» **Task directions**:
Without including the pictures, copy out every line below.

» **Items listed in a dataset**:

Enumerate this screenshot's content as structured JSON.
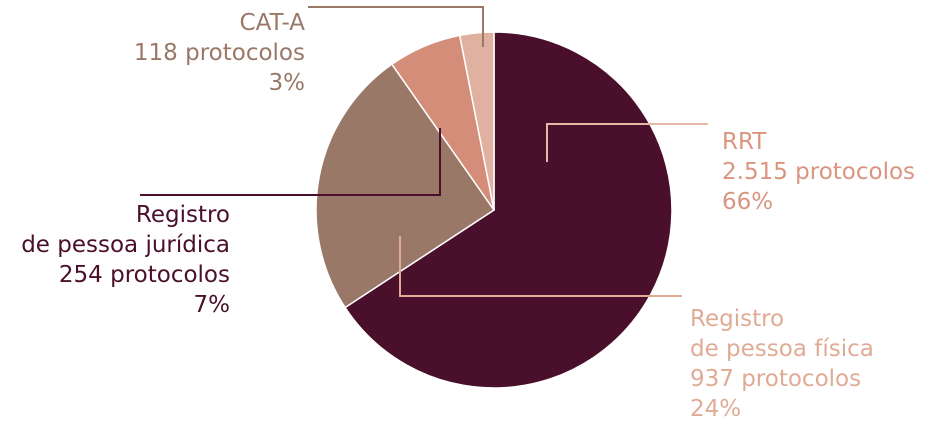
{
  "chart_data": {
    "type": "pie",
    "slices": [
      {
        "label": "RRT",
        "count_text": "2.515 protocolos",
        "pct_text": "66%",
        "value": 2515,
        "color": "#4a0f2a",
        "label_color": "#d9957f"
      },
      {
        "label": "Registro de pessoa física",
        "label_lines": [
          "Registro",
          "de pessoa física"
        ],
        "count_text": "937 protocolos",
        "pct_text": "24%",
        "value": 937,
        "color": "#9a7868",
        "label_color": "#e0ab95"
      },
      {
        "label": "Registro de pessoa jurídica",
        "label_lines": [
          "Registro",
          "de pessoa jurídica"
        ],
        "count_text": "254 protocolos",
        "pct_text": "7%",
        "value": 254,
        "color": "#d38d79",
        "label_color": "#4a0f2a"
      },
      {
        "label": "CAT-A",
        "count_text": "118 protocolos",
        "pct_text": "3%",
        "value": 118,
        "color": "#e0b1a0",
        "label_color": "#9a7868"
      }
    ],
    "colors": {
      "slice_border": "#ffffff",
      "leader_rrt": "#e8b8a6",
      "leader_pf": "#e0ab95",
      "leader_pj": "#4a0f2a",
      "leader_cat": "#9a7868"
    }
  }
}
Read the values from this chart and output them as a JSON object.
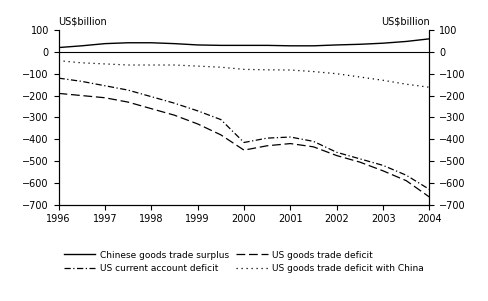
{
  "years": [
    1996,
    1996.5,
    1997,
    1997.5,
    1998,
    1998.5,
    1999,
    1999.5,
    2000,
    2000.5,
    2001,
    2001.5,
    2002,
    2002.5,
    2003,
    2003.5,
    2004
  ],
  "chinese_surplus": [
    20,
    28,
    38,
    42,
    42,
    38,
    32,
    30,
    30,
    30,
    28,
    28,
    32,
    35,
    40,
    48,
    60
  ],
  "us_current_account": [
    -120,
    -135,
    -155,
    -175,
    -205,
    -235,
    -270,
    -310,
    -415,
    -395,
    -390,
    -410,
    -460,
    -490,
    -520,
    -565,
    -630
  ],
  "us_goods_deficit": [
    -190,
    -200,
    -210,
    -230,
    -260,
    -290,
    -330,
    -380,
    -450,
    -430,
    -420,
    -435,
    -475,
    -505,
    -545,
    -590,
    -665
  ],
  "us_goods_china": [
    -40,
    -50,
    -55,
    -60,
    -60,
    -60,
    -65,
    -70,
    -80,
    -82,
    -83,
    -90,
    -100,
    -115,
    -130,
    -148,
    -162
  ],
  "ylim": [
    -700,
    100
  ],
  "yticks": [
    -700,
    -600,
    -500,
    -400,
    -300,
    -200,
    -100,
    0,
    100
  ],
  "title_left": "US$billion",
  "title_right": "US$billion",
  "legend_col1": [
    "Chinese goods trade surplus",
    "US goods trade deficit"
  ],
  "legend_col2": [
    "US current account deficit",
    "US goods trade deficit with China"
  ],
  "line_color": "#000000",
  "xlim": [
    1996,
    2004
  ],
  "xticks": [
    1996,
    1997,
    1998,
    1999,
    2000,
    2001,
    2002,
    2003,
    2004
  ],
  "tick_fontsize": 7,
  "label_fontsize": 7,
  "legend_fontsize": 6.5
}
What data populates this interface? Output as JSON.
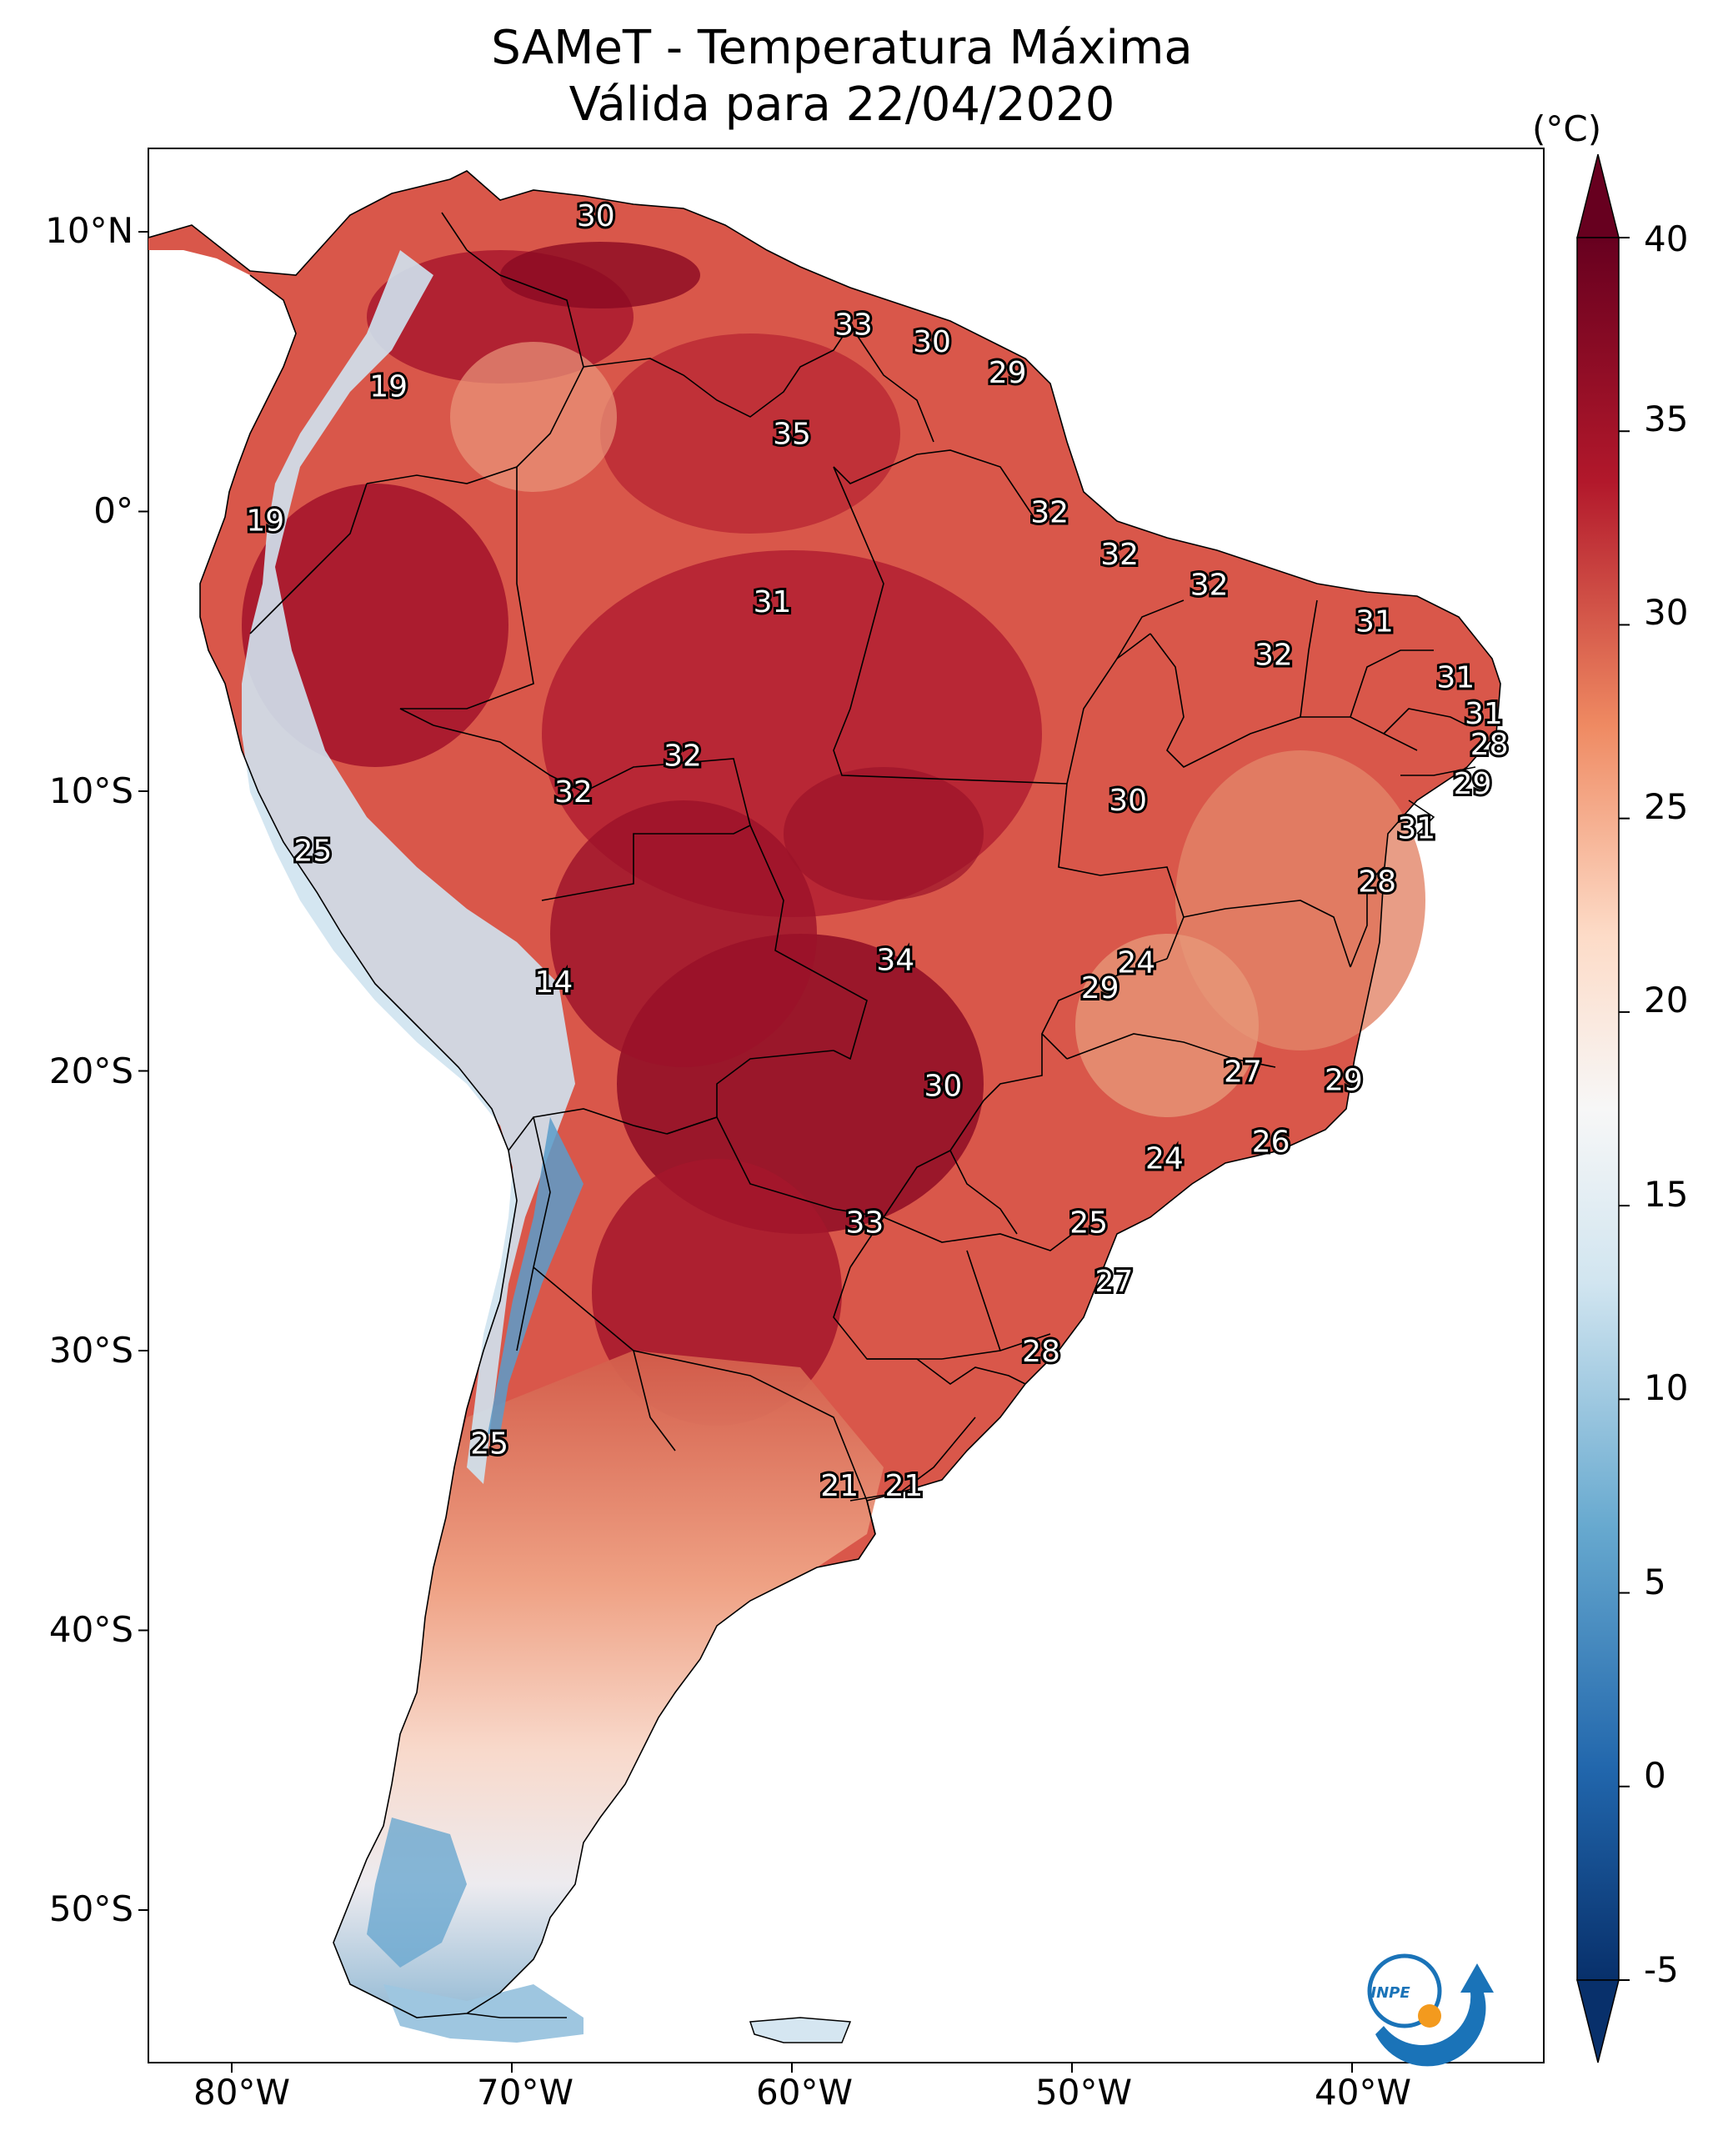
{
  "title_line1": "SAMeT - Temperatura Máxima",
  "title_line2": "Válida para 22/04/2020",
  "colorbar": {
    "unit": "(°C)",
    "ticks": [
      "40",
      "35",
      "30",
      "25",
      "20",
      "15",
      "10",
      "5",
      "0",
      "-5"
    ],
    "range": [
      -5,
      40
    ],
    "colormap": "RdBu_r",
    "colors": [
      "#08306b",
      "#2166ac",
      "#67a9cf",
      "#d1e5f0",
      "#f7f7f7",
      "#fddbc7",
      "#ef8a62",
      "#b2182b",
      "#67001f"
    ]
  },
  "axes": {
    "lat_ticks": [
      "10°N",
      "0°",
      "10°S",
      "20°S",
      "30°S",
      "40°S",
      "50°S"
    ],
    "lon_ticks": [
      "80°W",
      "70°W",
      "60°W",
      "50°W",
      "40°W"
    ]
  },
  "map_labels": [
    {
      "text": "30",
      "lon": -67.0,
      "lat": 10.6
    },
    {
      "text": "33",
      "lon": -57.8,
      "lat": 6.7
    },
    {
      "text": "30",
      "lon": -55.0,
      "lat": 6.1
    },
    {
      "text": "29",
      "lon": -52.3,
      "lat": 5.0
    },
    {
      "text": "19",
      "lon": -74.4,
      "lat": 4.5
    },
    {
      "text": "35",
      "lon": -60.0,
      "lat": 2.8
    },
    {
      "text": "19",
      "lon": -78.8,
      "lat": -0.3
    },
    {
      "text": "32",
      "lon": -50.8,
      "lat": 0.0
    },
    {
      "text": "32",
      "lon": -48.3,
      "lat": -1.5
    },
    {
      "text": "31",
      "lon": -60.7,
      "lat": -3.2
    },
    {
      "text": "32",
      "lon": -45.1,
      "lat": -2.6
    },
    {
      "text": "31",
      "lon": -39.2,
      "lat": -3.9
    },
    {
      "text": "32",
      "lon": -42.8,
      "lat": -5.1
    },
    {
      "text": "31",
      "lon": -36.3,
      "lat": -5.9
    },
    {
      "text": "31",
      "lon": -35.3,
      "lat": -7.2
    },
    {
      "text": "28",
      "lon": -35.1,
      "lat": -8.3
    },
    {
      "text": "32",
      "lon": -63.9,
      "lat": -8.7
    },
    {
      "text": "32",
      "lon": -67.8,
      "lat": -10.0
    },
    {
      "text": "30",
      "lon": -48.0,
      "lat": -10.3
    },
    {
      "text": "29",
      "lon": -35.7,
      "lat": -9.7
    },
    {
      "text": "31",
      "lon": -37.7,
      "lat": -11.3
    },
    {
      "text": "25",
      "lon": -77.1,
      "lat": -12.1
    },
    {
      "text": "28",
      "lon": -39.1,
      "lat": -13.2
    },
    {
      "text": "34",
      "lon": -56.3,
      "lat": -16.0
    },
    {
      "text": "24",
      "lon": -47.7,
      "lat": -16.1
    },
    {
      "text": "29",
      "lon": -49.0,
      "lat": -17.0
    },
    {
      "text": "14",
      "lon": -68.5,
      "lat": -16.8
    },
    {
      "text": "27",
      "lon": -43.9,
      "lat": -20.0
    },
    {
      "text": "29",
      "lon": -40.3,
      "lat": -20.3
    },
    {
      "text": "30",
      "lon": -54.6,
      "lat": -20.5
    },
    {
      "text": "26",
      "lon": -42.9,
      "lat": -22.5
    },
    {
      "text": "24",
      "lon": -46.7,
      "lat": -23.1
    },
    {
      "text": "33",
      "lon": -57.4,
      "lat": -25.4
    },
    {
      "text": "25",
      "lon": -49.4,
      "lat": -25.4
    },
    {
      "text": "27",
      "lon": -48.5,
      "lat": -27.5
    },
    {
      "text": "28",
      "lon": -51.1,
      "lat": -30.0
    },
    {
      "text": "25",
      "lon": -70.8,
      "lat": -33.3
    },
    {
      "text": "21",
      "lon": -58.3,
      "lat": -34.8
    },
    {
      "text": "21",
      "lon": -56.0,
      "lat": -34.8
    }
  ],
  "logo_text": "INPE"
}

» **Result of this task**:
Enumerate this screenshot's content as structured JSON.
{
  "chart_data": {
    "type": "pie",
    "slices": [
      {
        "label": "RRT",
        "count_text": "2.515 protocolos",
        "pct_text": "66%",
        "value": 2515,
        "color": "#4a0f2a",
        "label_color": "#d9957f"
      },
      {
        "label": "Registro de pessoa física",
        "label_lines": [
          "Registro",
          "de pessoa física"
        ],
        "count_text": "937 protocolos",
        "pct_text": "24%",
        "value": 937,
        "color": "#9a7868",
        "label_color": "#e0ab95"
      },
      {
        "label": "Registro de pessoa jurídica",
        "label_lines": [
          "Registro",
          "de pessoa jurídica"
        ],
        "count_text": "254 protocolos",
        "pct_text": "7%",
        "value": 254,
        "color": "#d38d79",
        "label_color": "#4a0f2a"
      },
      {
        "label": "CAT-A",
        "count_text": "118 protocolos",
        "pct_text": "3%",
        "value": 118,
        "color": "#e0b1a0",
        "label_color": "#9a7868"
      }
    ],
    "colors": {
      "slice_border": "#ffffff",
      "leader_rrt": "#e8b8a6",
      "leader_pf": "#e0ab95",
      "leader_pj": "#4a0f2a",
      "leader_cat": "#9a7868"
    }
  }
}
Read the values from this chart and output them as a JSON object.
{
  "years": [
    1996,
    1996.5,
    1997,
    1997.5,
    1998,
    1998.5,
    1999,
    1999.5,
    2000,
    2000.5,
    2001,
    2001.5,
    2002,
    2002.5,
    2003,
    2003.5,
    2004
  ],
  "chinese_surplus": [
    20,
    28,
    38,
    42,
    42,
    38,
    32,
    30,
    30,
    30,
    28,
    28,
    32,
    35,
    40,
    48,
    60
  ],
  "us_current_account": [
    -120,
    -135,
    -155,
    -175,
    -205,
    -235,
    -270,
    -310,
    -415,
    -395,
    -390,
    -410,
    -460,
    -490,
    -520,
    -565,
    -630
  ],
  "us_goods_deficit": [
    -190,
    -200,
    -210,
    -230,
    -260,
    -290,
    -330,
    -380,
    -450,
    -430,
    -420,
    -435,
    -475,
    -505,
    -545,
    -590,
    -665
  ],
  "us_goods_china": [
    -40,
    -50,
    -55,
    -60,
    -60,
    -60,
    -65,
    -70,
    -80,
    -82,
    -83,
    -90,
    -100,
    -115,
    -130,
    -148,
    -162
  ],
  "ylim": [
    -700,
    100
  ],
  "yticks": [
    -700,
    -600,
    -500,
    -400,
    -300,
    -200,
    -100,
    0,
    100
  ],
  "title_left": "US$billion",
  "title_right": "US$billion",
  "legend_col1": [
    "Chinese goods trade surplus",
    "US goods trade deficit"
  ],
  "legend_col2": [
    "US current account deficit",
    "US goods trade deficit with China"
  ],
  "line_color": "#000000",
  "xlim": [
    1996,
    2004
  ],
  "xticks": [
    1996,
    1997,
    1998,
    1999,
    2000,
    2001,
    2002,
    2003,
    2004
  ],
  "tick_fontsize": 7,
  "label_fontsize": 7,
  "legend_fontsize": 6.5
}
What data populates this interface? Output as JSON.
{
  "title_line1": "SAMeT - Temperatura Máxima",
  "title_line2": "Válida para 22/04/2020",
  "colorbar": {
    "unit": "(°C)",
    "ticks": [
      "40",
      "35",
      "30",
      "25",
      "20",
      "15",
      "10",
      "5",
      "0",
      "-5"
    ],
    "range": [
      -5,
      40
    ],
    "colormap": "RdBu_r",
    "colors": [
      "#08306b",
      "#2166ac",
      "#67a9cf",
      "#d1e5f0",
      "#f7f7f7",
      "#fddbc7",
      "#ef8a62",
      "#b2182b",
      "#67001f"
    ]
  },
  "axes": {
    "lat_ticks": [
      "10°N",
      "0°",
      "10°S",
      "20°S",
      "30°S",
      "40°S",
      "50°S"
    ],
    "lon_ticks": [
      "80°W",
      "70°W",
      "60°W",
      "50°W",
      "40°W"
    ]
  },
  "map_labels": [
    {
      "text": "30",
      "lon": -67.0,
      "lat": 10.6
    },
    {
      "text": "33",
      "lon": -57.8,
      "lat": 6.7
    },
    {
      "text": "30",
      "lon": -55.0,
      "lat": 6.1
    },
    {
      "text": "29",
      "lon": -52.3,
      "lat": 5.0
    },
    {
      "text": "19",
      "lon": -74.4,
      "lat": 4.5
    },
    {
      "text": "35",
      "lon": -60.0,
      "lat": 2.8
    },
    {
      "text": "19",
      "lon": -78.8,
      "lat": -0.3
    },
    {
      "text": "32",
      "lon": -50.8,
      "lat": 0.0
    },
    {
      "text": "32",
      "lon": -48.3,
      "lat": -1.5
    },
    {
      "text": "31",
      "lon": -60.7,
      "lat": -3.2
    },
    {
      "text": "32",
      "lon": -45.1,
      "lat": -2.6
    },
    {
      "text": "31",
      "lon": -39.2,
      "lat": -3.9
    },
    {
      "text": "32",
      "lon": -42.8,
      "lat": -5.1
    },
    {
      "text": "31",
      "lon": -36.3,
      "lat": -5.9
    },
    {
      "text": "31",
      "lon": -35.3,
      "lat": -7.2
    },
    {
      "text": "28",
      "lon": -35.1,
      "lat": -8.3
    },
    {
      "text": "32",
      "lon": -63.9,
      "lat": -8.7
    },
    {
      "text": "32",
      "lon": -67.8,
      "lat": -10.0
    },
    {
      "text": "30",
      "lon": -48.0,
      "lat": -10.3
    },
    {
      "text": "29",
      "lon": -35.7,
      "lat": -9.7
    },
    {
      "text": "31",
      "lon": -37.7,
      "lat": -11.3
    },
    {
      "text": "25",
      "lon": -77.1,
      "lat": -12.1
    },
    {
      "text": "28",
      "lon": -39.1,
      "lat": -13.2
    },
    {
      "text": "34",
      "lon": -56.3,
      "lat": -16.0
    },
    {
      "text": "24",
      "lon": -47.7,
      "lat": -16.1
    },
    {
      "text": "29",
      "lon": -49.0,
      "lat": -17.0
    },
    {
      "text": "14",
      "lon": -68.5,
      "lat": -16.8
    },
    {
      "text": "27",
      "lon": -43.9,
      "lat": -20.0
    },
    {
      "text": "29",
      "lon": -40.3,
      "lat": -20.3
    },
    {
      "text": "30",
      "lon": -54.6,
      "lat": -20.5
    },
    {
      "text": "26",
      "lon": -42.9,
      "lat": -22.5
    },
    {
      "text": "24",
      "lon": -46.7,
      "lat": -23.1
    },
    {
      "text": "33",
      "lon": -57.4,
      "lat": -25.4
    },
    {
      "text": "25",
      "lon": -49.4,
      "lat": -25.4
    },
    {
      "text": "27",
      "lon": -48.5,
      "lat": -27.5
    },
    {
      "text": "28",
      "lon": -51.1,
      "lat": -30.0
    },
    {
      "text": "25",
      "lon": -70.8,
      "lat": -33.3
    },
    {
      "text": "21",
      "lon": -58.3,
      "lat": -34.8
    },
    {
      "text": "21",
      "lon": -56.0,
      "lat": -34.8
    }
  ],
  "logo_text": "INPE"
}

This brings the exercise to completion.